* _Action item A_
Copy the stretch of the event-driven architecture text from "One topic per" through "and operational complexity." word for word.
* _Action item B_
Translate this sentence from the event-driven architecture text into Spanish: "Event-driven architecture is not a default."
* _Action item C_
Extend the event-driven architecture text by writing what comes after its final line.

* _Selected extract_
Default Kafka consumer auto-commits offsets every 5 seconds. A crash after commit but before processing means silent message loss. Disable auto-commit. Always.
One topic per microservice per event type sounds clean until you have 4 000 topics and the metadata refresh time on every broker is in the seconds. Group related events into a single topic with a type field; let consumers filter.
Hard-failing producer startup when Schema Registry is unreachable means a Schema Registry incident becomes a producer-side incident. Use a local schema cache and tolerate brief Registry unavailability.
When not to use
Event-driven architecture is not a default. It’s a deliberate trade: lower coupling and replay capability in exchange for harder debugging, eventual consistency, and operational complexity.
- Synchronous request/response with a single answer. A REST call is simpler. Don’t put a queue between two services that always need to talk to each other in lockstep.
- Strong cross-aggregate consistency. If two writes must succeed or fail together and the business cannot tolerate any window of inconsistency, use a database transaction, not events.

* _Raw data_
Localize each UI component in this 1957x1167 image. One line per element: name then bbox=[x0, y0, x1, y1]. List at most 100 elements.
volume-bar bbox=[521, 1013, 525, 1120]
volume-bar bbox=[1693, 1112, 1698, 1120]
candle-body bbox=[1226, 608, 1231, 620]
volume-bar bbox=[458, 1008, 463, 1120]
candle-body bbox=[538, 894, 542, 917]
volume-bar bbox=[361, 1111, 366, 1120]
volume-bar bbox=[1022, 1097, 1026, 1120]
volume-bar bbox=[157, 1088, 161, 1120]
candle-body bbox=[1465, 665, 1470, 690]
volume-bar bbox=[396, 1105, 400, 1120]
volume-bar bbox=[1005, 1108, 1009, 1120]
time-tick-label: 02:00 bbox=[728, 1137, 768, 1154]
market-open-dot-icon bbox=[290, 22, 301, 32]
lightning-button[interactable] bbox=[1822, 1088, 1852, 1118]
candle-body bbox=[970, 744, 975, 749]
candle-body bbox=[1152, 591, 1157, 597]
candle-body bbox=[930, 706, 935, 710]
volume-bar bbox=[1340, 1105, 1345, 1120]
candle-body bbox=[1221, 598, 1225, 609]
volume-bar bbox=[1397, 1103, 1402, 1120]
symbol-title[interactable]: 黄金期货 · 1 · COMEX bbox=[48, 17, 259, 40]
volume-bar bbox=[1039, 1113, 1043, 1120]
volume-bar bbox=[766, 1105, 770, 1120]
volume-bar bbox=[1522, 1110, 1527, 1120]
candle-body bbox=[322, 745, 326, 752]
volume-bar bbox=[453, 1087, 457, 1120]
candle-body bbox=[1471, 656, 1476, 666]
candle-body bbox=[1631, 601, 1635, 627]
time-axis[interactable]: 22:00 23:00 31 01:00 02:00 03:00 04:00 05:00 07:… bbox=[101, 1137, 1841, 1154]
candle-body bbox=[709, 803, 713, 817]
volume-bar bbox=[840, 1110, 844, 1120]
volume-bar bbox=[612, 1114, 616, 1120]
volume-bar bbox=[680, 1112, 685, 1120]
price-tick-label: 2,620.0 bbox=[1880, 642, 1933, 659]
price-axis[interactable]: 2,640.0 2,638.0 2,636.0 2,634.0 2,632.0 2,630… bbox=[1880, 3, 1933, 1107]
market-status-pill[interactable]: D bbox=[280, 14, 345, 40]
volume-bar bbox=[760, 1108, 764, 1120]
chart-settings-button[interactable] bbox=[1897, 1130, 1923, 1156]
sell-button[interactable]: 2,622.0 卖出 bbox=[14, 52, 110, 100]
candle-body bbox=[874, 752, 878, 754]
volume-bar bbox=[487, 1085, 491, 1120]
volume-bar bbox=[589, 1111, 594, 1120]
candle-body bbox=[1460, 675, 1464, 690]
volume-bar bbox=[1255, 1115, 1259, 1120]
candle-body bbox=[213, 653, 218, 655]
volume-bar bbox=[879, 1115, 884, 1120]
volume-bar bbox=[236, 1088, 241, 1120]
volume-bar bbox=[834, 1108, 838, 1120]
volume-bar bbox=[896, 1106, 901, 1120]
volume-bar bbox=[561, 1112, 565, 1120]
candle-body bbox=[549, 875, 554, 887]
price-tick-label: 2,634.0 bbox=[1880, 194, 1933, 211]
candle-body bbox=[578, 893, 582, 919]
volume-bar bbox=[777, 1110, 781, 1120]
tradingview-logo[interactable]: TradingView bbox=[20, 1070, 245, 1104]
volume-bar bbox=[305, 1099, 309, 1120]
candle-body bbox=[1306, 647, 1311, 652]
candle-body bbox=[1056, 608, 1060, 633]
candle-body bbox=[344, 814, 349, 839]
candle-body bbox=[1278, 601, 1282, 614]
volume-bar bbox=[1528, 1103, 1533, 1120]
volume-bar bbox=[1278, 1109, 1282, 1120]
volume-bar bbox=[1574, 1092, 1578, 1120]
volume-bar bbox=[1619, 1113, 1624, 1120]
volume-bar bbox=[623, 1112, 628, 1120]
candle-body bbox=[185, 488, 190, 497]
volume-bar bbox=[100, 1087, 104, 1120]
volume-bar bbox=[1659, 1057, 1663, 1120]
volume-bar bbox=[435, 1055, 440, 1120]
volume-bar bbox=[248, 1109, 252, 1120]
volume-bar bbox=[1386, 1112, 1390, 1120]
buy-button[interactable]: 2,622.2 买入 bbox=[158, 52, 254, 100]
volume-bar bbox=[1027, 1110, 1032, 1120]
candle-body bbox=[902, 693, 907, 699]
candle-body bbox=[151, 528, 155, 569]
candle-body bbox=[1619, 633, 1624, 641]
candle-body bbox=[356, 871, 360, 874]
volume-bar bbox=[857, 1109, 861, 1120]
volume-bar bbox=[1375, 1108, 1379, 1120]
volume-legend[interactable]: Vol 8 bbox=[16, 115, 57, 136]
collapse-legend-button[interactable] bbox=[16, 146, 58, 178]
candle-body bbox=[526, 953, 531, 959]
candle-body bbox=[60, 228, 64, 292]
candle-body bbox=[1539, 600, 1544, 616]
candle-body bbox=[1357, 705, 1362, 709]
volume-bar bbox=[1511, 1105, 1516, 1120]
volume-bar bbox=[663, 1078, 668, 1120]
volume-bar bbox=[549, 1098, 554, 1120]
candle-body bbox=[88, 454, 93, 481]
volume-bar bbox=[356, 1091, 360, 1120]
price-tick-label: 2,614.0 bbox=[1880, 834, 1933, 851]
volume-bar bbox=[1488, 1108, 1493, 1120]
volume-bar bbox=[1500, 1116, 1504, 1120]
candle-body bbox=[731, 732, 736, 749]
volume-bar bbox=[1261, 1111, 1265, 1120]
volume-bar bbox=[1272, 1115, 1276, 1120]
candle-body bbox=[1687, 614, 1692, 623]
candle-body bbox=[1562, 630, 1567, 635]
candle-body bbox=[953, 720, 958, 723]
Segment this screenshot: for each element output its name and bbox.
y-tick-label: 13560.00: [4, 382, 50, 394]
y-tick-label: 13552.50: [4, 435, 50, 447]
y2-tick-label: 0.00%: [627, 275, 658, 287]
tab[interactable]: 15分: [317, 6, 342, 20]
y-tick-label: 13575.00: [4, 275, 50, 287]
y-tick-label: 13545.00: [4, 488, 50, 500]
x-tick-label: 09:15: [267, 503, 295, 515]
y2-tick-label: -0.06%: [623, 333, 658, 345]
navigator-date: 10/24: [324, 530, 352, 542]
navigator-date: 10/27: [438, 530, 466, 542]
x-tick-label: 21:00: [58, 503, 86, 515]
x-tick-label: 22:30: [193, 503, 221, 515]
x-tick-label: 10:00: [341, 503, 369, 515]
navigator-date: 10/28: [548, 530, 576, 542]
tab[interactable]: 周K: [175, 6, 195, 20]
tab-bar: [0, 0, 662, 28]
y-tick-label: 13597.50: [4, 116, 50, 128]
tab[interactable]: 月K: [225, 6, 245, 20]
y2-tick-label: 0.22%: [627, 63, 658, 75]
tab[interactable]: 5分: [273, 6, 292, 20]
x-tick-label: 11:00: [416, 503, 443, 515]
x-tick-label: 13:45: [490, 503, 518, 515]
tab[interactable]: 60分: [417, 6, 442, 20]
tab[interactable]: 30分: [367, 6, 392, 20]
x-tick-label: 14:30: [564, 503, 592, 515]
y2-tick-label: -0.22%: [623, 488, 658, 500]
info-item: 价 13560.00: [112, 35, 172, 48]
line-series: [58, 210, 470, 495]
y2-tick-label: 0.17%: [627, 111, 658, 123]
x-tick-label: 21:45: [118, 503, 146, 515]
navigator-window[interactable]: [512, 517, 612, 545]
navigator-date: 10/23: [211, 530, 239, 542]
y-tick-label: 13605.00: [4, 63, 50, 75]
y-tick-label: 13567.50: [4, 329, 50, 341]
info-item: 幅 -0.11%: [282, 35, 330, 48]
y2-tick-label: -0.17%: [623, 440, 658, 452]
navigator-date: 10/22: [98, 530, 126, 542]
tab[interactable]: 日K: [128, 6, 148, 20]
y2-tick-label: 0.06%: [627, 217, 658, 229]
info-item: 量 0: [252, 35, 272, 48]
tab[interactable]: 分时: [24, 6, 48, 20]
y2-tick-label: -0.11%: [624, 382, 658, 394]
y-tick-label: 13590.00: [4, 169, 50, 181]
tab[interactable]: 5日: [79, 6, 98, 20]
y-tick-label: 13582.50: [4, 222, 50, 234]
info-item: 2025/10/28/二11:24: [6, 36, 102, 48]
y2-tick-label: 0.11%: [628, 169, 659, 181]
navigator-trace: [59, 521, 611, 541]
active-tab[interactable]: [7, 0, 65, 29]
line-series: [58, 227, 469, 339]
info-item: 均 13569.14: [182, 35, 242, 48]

* _Expected answer A_
One topic per microservice per event type sounds clean until you have 4 000 topics and the metadata refresh time on every broker is in the seconds. Group related events into a single topic with a type field; let consumers filter.
Hard-failing producer startup when Schema Registry is unreachable means a Schema Registry incident becomes a producer-side incident. Use a local schema cache and tolerate brief Registry unavailability.
When not to use
Event-driven architecture is not a default. It’s a deliberate trade: lower coupling and replay capability in exchange for harder debugging, eventual consistency, and operational complexity.

* _Expected answer B_
La arquitectura orientada a eventos no es una opción por defecto.

* _Expected answer C_
- Low traffic, low criticality. Running Kafka for 100 messages a day is overkill. Use a simpler queue (RabbitMQ, SQS, or even a database table) until volume justifies the operational cost.
- Audit-first command flows. When the business needs every command to be acknowledged synchronously and traced individually, IBM MQ with XA still beats Kafka. Kafka is a stream; MQ is a transaction.
Where event-driven wins: when the same fact must reach multiple consumers, when replay is a regulatory requirement, when downstream systems evolve at different speeds, and when peak throughput exceeds what a synchronous call chain can absorb. That’s most modern banking platforms — but not all of them.